▶ WRITTEN EXERCISE: Please give the data below again in full, exactly as it stands.

▶ EXERCISE MATERIALS:

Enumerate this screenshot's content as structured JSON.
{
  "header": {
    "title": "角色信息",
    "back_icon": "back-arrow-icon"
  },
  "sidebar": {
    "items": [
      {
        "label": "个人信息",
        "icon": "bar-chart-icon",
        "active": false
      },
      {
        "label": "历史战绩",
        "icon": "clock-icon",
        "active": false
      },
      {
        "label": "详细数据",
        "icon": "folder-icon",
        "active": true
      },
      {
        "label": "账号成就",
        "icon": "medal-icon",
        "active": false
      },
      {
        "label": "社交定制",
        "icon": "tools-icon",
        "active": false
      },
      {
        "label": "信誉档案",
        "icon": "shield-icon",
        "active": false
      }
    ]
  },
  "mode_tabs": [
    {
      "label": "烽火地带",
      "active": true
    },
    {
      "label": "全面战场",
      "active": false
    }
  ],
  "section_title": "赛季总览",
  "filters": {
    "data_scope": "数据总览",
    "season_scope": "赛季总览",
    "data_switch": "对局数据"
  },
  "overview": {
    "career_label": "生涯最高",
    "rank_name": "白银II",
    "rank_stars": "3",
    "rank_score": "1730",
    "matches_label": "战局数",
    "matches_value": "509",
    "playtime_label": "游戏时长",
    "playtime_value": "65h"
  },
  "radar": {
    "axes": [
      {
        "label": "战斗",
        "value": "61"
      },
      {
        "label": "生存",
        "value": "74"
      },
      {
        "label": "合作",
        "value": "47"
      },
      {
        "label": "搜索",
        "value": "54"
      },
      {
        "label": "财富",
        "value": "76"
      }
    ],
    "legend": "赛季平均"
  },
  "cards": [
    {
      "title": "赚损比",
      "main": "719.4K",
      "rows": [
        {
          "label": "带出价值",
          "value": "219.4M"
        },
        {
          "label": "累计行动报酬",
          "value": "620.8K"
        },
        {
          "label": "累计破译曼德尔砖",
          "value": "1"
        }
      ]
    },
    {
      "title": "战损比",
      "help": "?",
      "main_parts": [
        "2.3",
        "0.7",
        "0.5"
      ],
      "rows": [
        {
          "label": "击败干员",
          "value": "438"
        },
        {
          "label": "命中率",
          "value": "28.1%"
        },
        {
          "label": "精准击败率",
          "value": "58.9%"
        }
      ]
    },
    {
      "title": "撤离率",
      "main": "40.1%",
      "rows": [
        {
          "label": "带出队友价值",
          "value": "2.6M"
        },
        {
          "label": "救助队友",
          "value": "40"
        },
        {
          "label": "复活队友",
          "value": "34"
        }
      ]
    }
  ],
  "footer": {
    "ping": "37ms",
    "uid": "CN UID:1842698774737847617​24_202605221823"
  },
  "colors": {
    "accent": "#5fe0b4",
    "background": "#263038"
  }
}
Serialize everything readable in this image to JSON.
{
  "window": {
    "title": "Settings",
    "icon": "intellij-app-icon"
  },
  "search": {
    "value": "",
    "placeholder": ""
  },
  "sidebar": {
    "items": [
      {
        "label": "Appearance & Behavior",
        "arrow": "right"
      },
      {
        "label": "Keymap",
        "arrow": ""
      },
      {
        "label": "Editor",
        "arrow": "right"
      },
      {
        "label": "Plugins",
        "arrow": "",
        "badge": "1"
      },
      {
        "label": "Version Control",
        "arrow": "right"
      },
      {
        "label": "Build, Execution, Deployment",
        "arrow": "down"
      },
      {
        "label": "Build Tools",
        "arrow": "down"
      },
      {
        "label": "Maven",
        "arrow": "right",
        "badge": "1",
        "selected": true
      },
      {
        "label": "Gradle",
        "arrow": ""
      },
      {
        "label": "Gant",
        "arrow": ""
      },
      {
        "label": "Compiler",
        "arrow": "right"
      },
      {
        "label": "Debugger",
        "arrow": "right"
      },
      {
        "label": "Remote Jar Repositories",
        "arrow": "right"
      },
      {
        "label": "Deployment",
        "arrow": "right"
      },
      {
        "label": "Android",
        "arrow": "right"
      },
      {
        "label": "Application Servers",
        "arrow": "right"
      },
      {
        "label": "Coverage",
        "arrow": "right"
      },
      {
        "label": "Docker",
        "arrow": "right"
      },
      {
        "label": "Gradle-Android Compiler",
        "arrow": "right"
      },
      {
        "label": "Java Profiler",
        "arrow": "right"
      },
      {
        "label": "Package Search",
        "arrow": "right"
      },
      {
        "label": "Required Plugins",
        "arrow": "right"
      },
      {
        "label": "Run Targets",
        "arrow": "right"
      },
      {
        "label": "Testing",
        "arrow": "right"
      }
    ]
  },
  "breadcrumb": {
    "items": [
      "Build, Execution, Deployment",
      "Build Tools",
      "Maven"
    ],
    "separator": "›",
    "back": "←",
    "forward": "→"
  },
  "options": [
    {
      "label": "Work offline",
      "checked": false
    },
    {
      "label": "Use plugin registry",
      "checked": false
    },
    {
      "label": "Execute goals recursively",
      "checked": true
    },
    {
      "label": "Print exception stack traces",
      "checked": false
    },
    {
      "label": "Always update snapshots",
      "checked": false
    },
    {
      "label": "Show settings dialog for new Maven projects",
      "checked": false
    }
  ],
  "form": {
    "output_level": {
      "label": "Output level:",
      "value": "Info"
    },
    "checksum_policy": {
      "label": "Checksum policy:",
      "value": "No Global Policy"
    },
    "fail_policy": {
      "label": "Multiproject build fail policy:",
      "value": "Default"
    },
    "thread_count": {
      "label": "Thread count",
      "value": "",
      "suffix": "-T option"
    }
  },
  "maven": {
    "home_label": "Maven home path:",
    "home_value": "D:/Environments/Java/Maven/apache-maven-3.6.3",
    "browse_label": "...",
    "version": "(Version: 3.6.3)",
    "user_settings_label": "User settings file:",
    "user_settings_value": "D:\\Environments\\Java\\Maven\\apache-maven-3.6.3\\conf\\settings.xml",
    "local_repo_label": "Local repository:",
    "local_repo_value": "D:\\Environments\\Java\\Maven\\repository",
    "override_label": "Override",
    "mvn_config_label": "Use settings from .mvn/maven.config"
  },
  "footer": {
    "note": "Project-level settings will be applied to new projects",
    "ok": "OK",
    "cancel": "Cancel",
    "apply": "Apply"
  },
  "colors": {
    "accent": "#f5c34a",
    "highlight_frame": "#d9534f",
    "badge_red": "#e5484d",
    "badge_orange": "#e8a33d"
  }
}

▶ COMPLETE OUTPUT:
Enumerate this screenshot's content as structured JSON.
{
  "header": {
    "title": "角色信息",
    "back_icon": "back-arrow-icon"
  },
  "sidebar": {
    "items": [
      {
        "label": "个人信息",
        "icon": "bar-chart-icon",
        "active": false
      },
      {
        "label": "历史战绩",
        "icon": "clock-icon",
        "active": false
      },
      {
        "label": "详细数据",
        "icon": "folder-icon",
        "active": true
      },
      {
        "label": "账号成就",
        "icon": "medal-icon",
        "active": false
      },
      {
        "label": "社交定制",
        "icon": "tools-icon",
        "active": false
      },
      {
        "label": "信誉档案",
        "icon": "shield-icon",
        "active": false
      }
    ]
  },
  "mode_tabs": [
    {
      "label": "烽火地带",
      "active": true
    },
    {
      "label": "全面战场",
      "active": false
    }
  ],
  "section_title": "赛季总览",
  "filters": {
    "data_scope": "数据总览",
    "season_scope": "赛季总览",
    "data_switch": "对局数据"
  },
  "overview": {
    "career_label": "生涯最高",
    "rank_name": "白银II",
    "rank_stars": "3",
    "rank_score": "1730",
    "matches_label": "战局数",
    "matches_value": "509",
    "playtime_label": "游戏时长",
    "playtime_value": "65h"
  },
  "radar": {
    "axes": [
      {
        "label": "战斗",
        "value": "61"
      },
      {
        "label": "生存",
        "value": "74"
      },
      {
        "label": "合作",
        "value": "47"
      },
      {
        "label": "搜索",
        "value": "54"
      },
      {
        "label": "财富",
        "value": "76"
      }
    ],
    "legend": "赛季平均"
  },
  "cards": [
    {
      "title": "赚损比",
      "main": "719.4K",
      "rows": [
        {
          "label": "带出价值",
          "value": "219.4M"
        },
        {
          "label": "累计行动报酬",
          "value": "620.8K"
        },
        {
          "label": "累计破译曼德尔砖",
          "value": "1"
        }
      ]
    },
    {
      "title": "战损比",
      "help": "?",
      "main_parts": [
        "2.3",
        "0.7",
        "0.5"
      ],
      "rows": [
        {
          "label": "击败干员",
          "value": "438"
        },
        {
          "label": "命中率",
          "value": "28.1%"
        },
        {
          "label": "精准击败率",
          "value": "58.9%"
        }
      ]
    },
    {
      "title": "撤离率",
      "main": "40.1%",
      "rows": [
        {
          "label": "带出队友价值",
          "value": "2.6M"
        },
        {
          "label": "救助队友",
          "value": "40"
        },
        {
          "label": "复活队友",
          "value": "34"
        }
      ]
    }
  ],
  "footer": {
    "ping": "37ms",
    "uid": "CN UID:1842698774737847617​24_202605221823"
  },
  "colors": {
    "accent": "#5fe0b4",
    "background": "#263038"
  }
}
Serialize everything readable in this image to JSON.
{
  "window": {
    "title": "Settings",
    "icon": "intellij-app-icon"
  },
  "search": {
    "value": "",
    "placeholder": ""
  },
  "sidebar": {
    "items": [
      {
        "label": "Appearance & Behavior",
        "arrow": "right"
      },
      {
        "label": "Keymap",
        "arrow": ""
      },
      {
        "label": "Editor",
        "arrow": "right"
      },
      {
        "label": "Plugins",
        "arrow": "",
        "badge": "1"
      },
      {
        "label": "Version Control",
        "arrow": "right"
      },
      {
        "label": "Build, Execution, Deployment",
        "arrow": "down"
      },
      {
        "label": "Build Tools",
        "arrow": "down"
      },
      {
        "label": "Maven",
        "arrow": "right",
        "badge": "1",
        "selected": true
      },
      {
        "label": "Gradle",
        "arrow": ""
      },
      {
        "label": "Gant",
        "arrow": ""
      },
      {
        "label": "Compiler",
        "arrow": "right"
      },
      {
        "label": "Debugger",
        "arrow": "right"
      },
      {
        "label": "Remote Jar Repositories",
        "arrow": "right"
      },
      {
        "label": "Deployment",
        "arrow": "right"
      },
      {
        "label": "Android",
        "arrow": "right"
      },
      {
        "label": "Application Servers",
        "arrow": "right"
      },
      {
        "label": "Coverage",
        "arrow": "right"
      },
      {
        "label": "Docker",
        "arrow": "right"
      },
      {
        "label": "Gradle-Android Compiler",
        "arrow": "right"
      },
      {
        "label": "Java Profiler",
        "arrow": "right"
      },
      {
        "label": "Package Search",
        "arrow": "right"
      },
      {
        "label": "Required Plugins",
        "arrow": "right"
      },
      {
        "label": "Run Targets",
        "arrow": "right"
      },
      {
        "label": "Testing",
        "arrow": "right"
      }
    ]
  },
  "breadcrumb": {
    "items": [
      "Build, Execution, Deployment",
      "Build Tools",
      "Maven"
    ],
    "separator": "›",
    "back": "←",
    "forward": "→"
  },
  "options": [
    {
      "label": "Work offline",
      "checked": false
    },
    {
      "label": "Use plugin registry",
      "checked": false
    },
    {
      "label": "Execute goals recursively",
      "checked": true
    },
    {
      "label": "Print exception stack traces",
      "checked": false
    },
    {
      "label": "Always update snapshots",
      "checked": false
    },
    {
      "label": "Show settings dialog for new Maven projects",
      "checked": false
    }
  ],
  "form": {
    "output_level": {
      "label": "Output level:",
      "value": "Info"
    },
    "checksum_policy": {
      "label": "Checksum policy:",
      "value": "No Global Policy"
    },
    "fail_policy": {
      "label": "Multiproject build fail policy:",
      "value": "Default"
    },
    "thread_count": {
      "label": "Thread count",
      "value": "",
      "suffix": "-T option"
    }
  },
  "maven": {
    "home_label": "Maven home path:",
    "home_value": "D:/Environments/Java/Maven/apache-maven-3.6.3",
    "browse_label": "...",
    "version": "(Version: 3.6.3)",
    "user_settings_label": "User settings file:",
    "user_settings_value": "D:\\Environments\\Java\\Maven\\apache-maven-3.6.3\\conf\\settings.xml",
    "local_repo_label": "Local repository:",
    "local_repo_value": "D:\\Environments\\Java\\Maven\\repository",
    "override_label": "Override",
    "mvn_config_label": "Use settings from .mvn/maven.config"
  },
  "footer": {
    "note": "Project-level settings will be applied to new projects",
    "ok": "OK",
    "cancel": "Cancel",
    "apply": "Apply"
  },
  "colors": {
    "accent": "#f5c34a",
    "highlight_frame": "#d9534f",
    "badge_red": "#e5484d",
    "badge_orange": "#e8a33d"
  }
}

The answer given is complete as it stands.